## [Task]
Repeat the data word for word. Do not include the pictures.

## [Stored records]
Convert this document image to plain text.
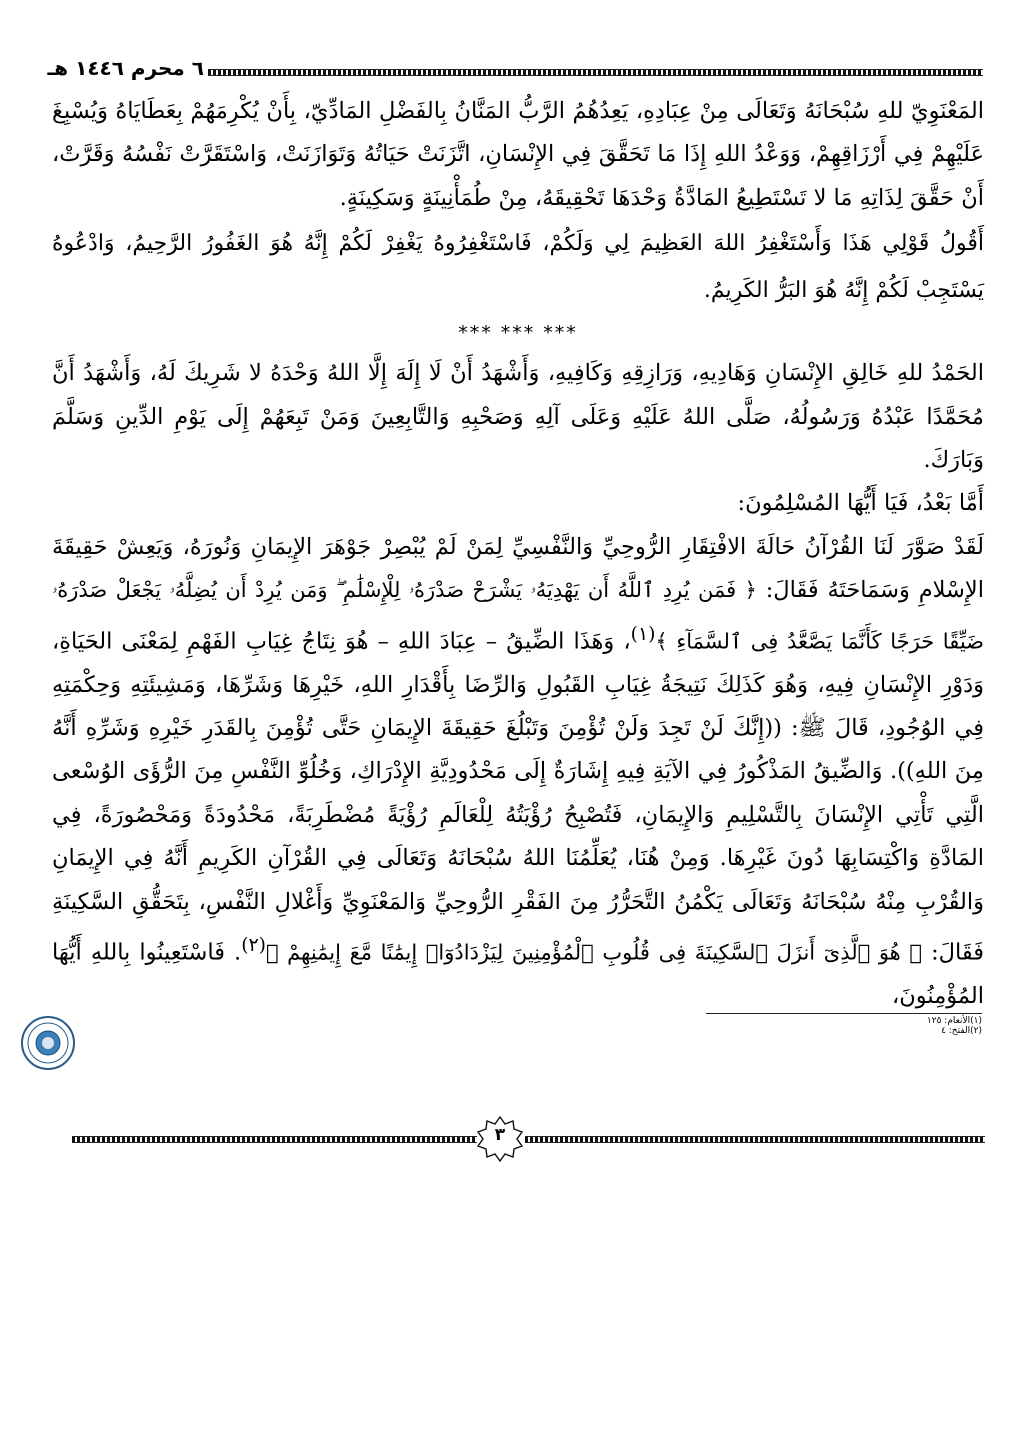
٦ محرم ١٤٤٦ هـ

المَعْنَوِيّ للهِ سُبْحَانَهُ وَتَعَالَى مِنْ عِبَادِهِ، يَعِدُهُمُ الرَّبُّ المَنَّانُ بِالفَضْلِ المَادِّيّ، بِأَنْ يُكْرِمَهُمْ بِعَطَايَاهُ وَيُسْبِغَ عَلَيْهِمْ فِي أَرْزَاقِهِمْ، وَوَعْدُ اللهِ إِذَا مَا تَحَقَّقَ فِي الإِنْسَانِ، اتَّزَنَتْ حَيَاتُهُ وَتَوَازَنَتْ، وَاسْتَقَرَّتْ نَفْسُهُ وَقَرَّتْ، أَنْ حَقَّقَ لِذَاتِهِ مَا لا تَسْتَطِيعُ المَادَّةُ وَحْدَهَا تَحْقِيقَهُ، مِنْ طُمَأْنِينَةٍ وَسَكِينَةٍ.

أَقُولُ قَوْلِي هَذَا وَأَسْتَغْفِرُ اللهَ العَظِيمَ لِي وَلَكُمْ، فَاسْتَغْفِرُوهُ يَغْفِرْ لَكُمْ إِنَّهُ هُوَ الغَفُورُ الرَّحِيمُ، وَادْعُوهُ يَسْتَجِبْ لَكُمْ إِنَّهُ هُوَ البَرُّ الكَرِيمُ.

*** *** ***

الحَمْدُ للهِ خَالِقِ الإِنْسَانِ وَهَادِيهِ، وَرَازِقِهِ وَكَافِيهِ، وَأَشْهَدُ أَنْ لَا إِلَهَ إِلَّا اللهُ وَحْدَهُ لا شَرِيكَ لَهُ، وَأَشْهَدُ أَنَّ مُحَمَّدًا عَبْدُهُ وَرَسُولُهُ، صَلَّى اللهُ عَلَيْهِ وَعَلَى آلِهِ وَصَحْبِهِ وَالتَّابِعِينَ وَمَنْ تَبِعَهُمْ إِلَى يَوْمِ الدِّينِ وَسَلَّمَ وَبَارَكَ.

أَمَّا بَعْدُ، فَيَا أَيُّهَا المُسْلِمُونَ:

لَقَدْ صَوَّرَ لَنَا القُرْآنُ حَالَةَ الافْتِقَارِ الرُّوحِيِّ وَالنَّفْسِيِّ لِمَنْ لَمْ يُبْصِرْ جَوْهَرَ الإِيمَانِ وَنُورَهُ، وَيَعِشْ حَقِيقَةَ الإِسْلامِ وَسَمَاحَتَهُ فَقَالَ: ﴿ فَمَن يُرِدِ ٱللَّهُ أَن يَهْدِيَهُۥ يَشْرَحْ صَدْرَهُۥ لِلْإِسْلَٰمِ ۖ وَمَن يُرِدْ أَن يُضِلَّهُۥ يَجْعَلْ صَدْرَهُۥ ضَيِّقًا حَرَجًا كَأَنَّمَا يَصَّعَّدُ فِى ٱلسَّمَآءِ ﴾$^{(١)}$، وَهَذَا الضِّيقُ – عِبَادَ اللهِ – هُوَ نِتَاجُ غِيَابِ الفَهْمِ لِمَعْنَى الحَيَاةِ، وَدَوْرِ الإِنْسَانِ فِيهِ، وَهُوَ كَذَلِكَ نَتِيجَةُ غِيَابِ القَبُولِ وَالرِّضَا بِأَقْدَارِ اللهِ، خَيْرِهَا وَشَرِّهَا، وَمَشِيئَتِهِ وَحِكْمَتِهِ فِي الوُجُودِ، قَالَ ﷺ: ((إِنَّكَ لَنْ تَجِدَ وَلَنْ تُؤْمِنَ وَتَبْلُغَ حَقِيقَةَ الإِيمَانِ حَتَّى تُؤْمِنَ بِالقَدَرِ خَيْرِهِ وَشَرِّهِ أَنَّهُ مِنَ اللهِ)). وَالضِّيقُ المَذْكُورُ فِي الآيَةِ فِيهِ إِشَارَةٌ إِلَى مَحْدُودِيَّةِ الإِدْرَاكِ، وَخُلُوِّ النَّفْسِ مِنَ الرُّؤَى الوُسْعى الَّتِي تَأْتِي الإِنْسَانَ بِالتَّسْلِيمِ وَالإِيمَانِ، فَتُصْبِحُ رُؤْيَتُهُ لِلْعَالَمِ رُؤْيَةً مُضْطَرِبَةً، مَحْدُودَةً وَمَحْصُورَةً، فِي المَادَّةِ وَاكْتِسَابِهَا دُونَ غَيْرِهَا. وَمِنْ هُنَا، يُعَلِّمُنَا اللهُ سُبْحَانَهُ وَتَعَالَى فِي القُرْآنِ الكَرِيمِ أَنَّهُ فِي الإِيمَانِ وَالقُرْبِ مِنْهُ سُبْحَانَهُ وَتَعَالَى يَكْمُنُ التَّحَرُّرُ مِنَ الفَقْرِ الرُّوحِيِّ وَالمَعْنَوِيِّ وَأَغْلالِ النَّفْسِ، بِتَحَقُّقِ السَّكِينَةِ فَقَالَ: ﴿ هُوَ ٱلَّذِىٓ أَنزَلَ ٱلسَّكِينَةَ فِى قُلُوبِ ٱلْمُؤْمِنِينَ لِيَزْدَادُوٓا۟ إِيمَٰنًا مَّعَ إِيمَٰنِهِمْ ﴾$^{(٢)}$. فَاسْتَعِينُوا بِاللهِ أَيُّهَا المُؤْمِنُونَ،

(١)الأنعام: ١٢٥
(٢)الفتح: ٤
٣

## [Answer to this task]
Convert this document image to plain text.
٦ محرم ١٤٤٦ هـ

المَعْنَوِيّ للهِ سُبْحَانَهُ وَتَعَالَى مِنْ عِبَادِهِ، يَعِدُهُمُ الرَّبُّ المَنَّانُ بِالفَضْلِ المَادِّيّ، بِأَنْ يُكْرِمَهُمْ بِعَطَايَاهُ وَيُسْبِغَ عَلَيْهِمْ فِي أَرْزَاقِهِمْ، وَوَعْدُ اللهِ إِذَا مَا تَحَقَّقَ فِي الإِنْسَانِ، اتَّزَنَتْ حَيَاتُهُ وَتَوَازَنَتْ، وَاسْتَقَرَّتْ نَفْسُهُ وَقَرَّتْ، أَنْ حَقَّقَ لِذَاتِهِ مَا لا تَسْتَطِيعُ المَادَّةُ وَحْدَهَا تَحْقِيقَهُ، مِنْ طُمَأْنِينَةٍ وَسَكِينَةٍ.

أَقُولُ قَوْلِي هَذَا وَأَسْتَغْفِرُ اللهَ العَظِيمَ لِي وَلَكُمْ، فَاسْتَغْفِرُوهُ يَغْفِرْ لَكُمْ إِنَّهُ هُوَ الغَفُورُ الرَّحِيمُ، وَادْعُوهُ يَسْتَجِبْ لَكُمْ إِنَّهُ هُوَ البَرُّ الكَرِيمُ.

*** *** ***

الحَمْدُ للهِ خَالِقِ الإِنْسَانِ وَهَادِيهِ، وَرَازِقِهِ وَكَافِيهِ، وَأَشْهَدُ أَنْ لَا إِلَهَ إِلَّا اللهُ وَحْدَهُ لا شَرِيكَ لَهُ، وَأَشْهَدُ أَنَّ مُحَمَّدًا عَبْدُهُ وَرَسُولُهُ، صَلَّى اللهُ عَلَيْهِ وَعَلَى آلِهِ وَصَحْبِهِ وَالتَّابِعِينَ وَمَنْ تَبِعَهُمْ إِلَى يَوْمِ الدِّينِ وَسَلَّمَ وَبَارَكَ.

أَمَّا بَعْدُ، فَيَا أَيُّهَا المُسْلِمُونَ:

لَقَدْ صَوَّرَ لَنَا القُرْآنُ حَالَةَ الافْتِقَارِ الرُّوحِيِّ وَالنَّفْسِيِّ لِمَنْ لَمْ يُبْصِرْ جَوْهَرَ الإِيمَانِ وَنُورَهُ، وَيَعِشْ حَقِيقَةَ الإِسْلامِ وَسَمَاحَتَهُ فَقَالَ: ﴿ فَمَن يُرِدِ ٱللَّهُ أَن يَهْدِيَهُۥ يَشْرَحْ صَدْرَهُۥ لِلْإِسْلَٰمِ ۖ وَمَن يُرِدْ أَن يُضِلَّهُۥ يَجْعَلْ صَدْرَهُۥ ضَيِّقًا حَرَجًا كَأَنَّمَا يَصَّعَّدُ فِى ٱلسَّمَآءِ ﴾$^{(١)}$، وَهَذَا الضِّيقُ – عِبَادَ اللهِ – هُوَ نِتَاجُ غِيَابِ الفَهْمِ لِمَعْنَى الحَيَاةِ، وَدَوْرِ الإِنْسَانِ فِيهِ، وَهُوَ كَذَلِكَ نَتِيجَةُ غِيَابِ القَبُولِ وَالرِّضَا بِأَقْدَارِ اللهِ، خَيْرِهَا وَشَرِّهَا، وَمَشِيئَتِهِ وَحِكْمَتِهِ فِي الوُجُودِ، قَالَ ﷺ: ((إِنَّكَ لَنْ تَجِدَ وَلَنْ تُؤْمِنَ وَتَبْلُغَ حَقِيقَةَ الإِيمَانِ حَتَّى تُؤْمِنَ بِالقَدَرِ خَيْرِهِ وَشَرِّهِ أَنَّهُ مِنَ اللهِ)). وَالضِّيقُ المَذْكُورُ فِي الآيَةِ فِيهِ إِشَارَةٌ إِلَى مَحْدُودِيَّةِ الإِدْرَاكِ، وَخُلُوِّ النَّفْسِ مِنَ الرُّؤَى الوُسْعى الَّتِي تَأْتِي الإِنْسَانَ بِالتَّسْلِيمِ وَالإِيمَانِ، فَتُصْبِحُ رُؤْيَتُهُ لِلْعَالَمِ رُؤْيَةً مُضْطَرِبَةً، مَحْدُودَةً وَمَحْصُورَةً، فِي المَادَّةِ وَاكْتِسَابِهَا دُونَ غَيْرِهَا. وَمِنْ هُنَا، يُعَلِّمُنَا اللهُ سُبْحَانَهُ وَتَعَالَى فِي القُرْآنِ الكَرِيمِ أَنَّهُ فِي الإِيمَانِ وَالقُرْبِ مِنْهُ سُبْحَانَهُ وَتَعَالَى يَكْمُنُ التَّحَرُّرُ مِنَ الفَقْرِ الرُّوحِيِّ وَالمَعْنَوِيِّ وَأَغْلالِ النَّفْسِ، بِتَحَقُّقِ السَّكِينَةِ فَقَالَ: ﴿ هُوَ ٱلَّذِىٓ أَنزَلَ ٱلسَّكِينَةَ فِى قُلُوبِ ٱلْمُؤْمِنِينَ لِيَزْدَادُوٓا۟ إِيمَٰنًا مَّعَ إِيمَٰنِهِمْ ﴾$^{(٢)}$. فَاسْتَعِينُوا بِاللهِ أَيُّهَا المُؤْمِنُونَ،

(١)الأنعام: ١٢٥
(٢)الفتح: ٤
٣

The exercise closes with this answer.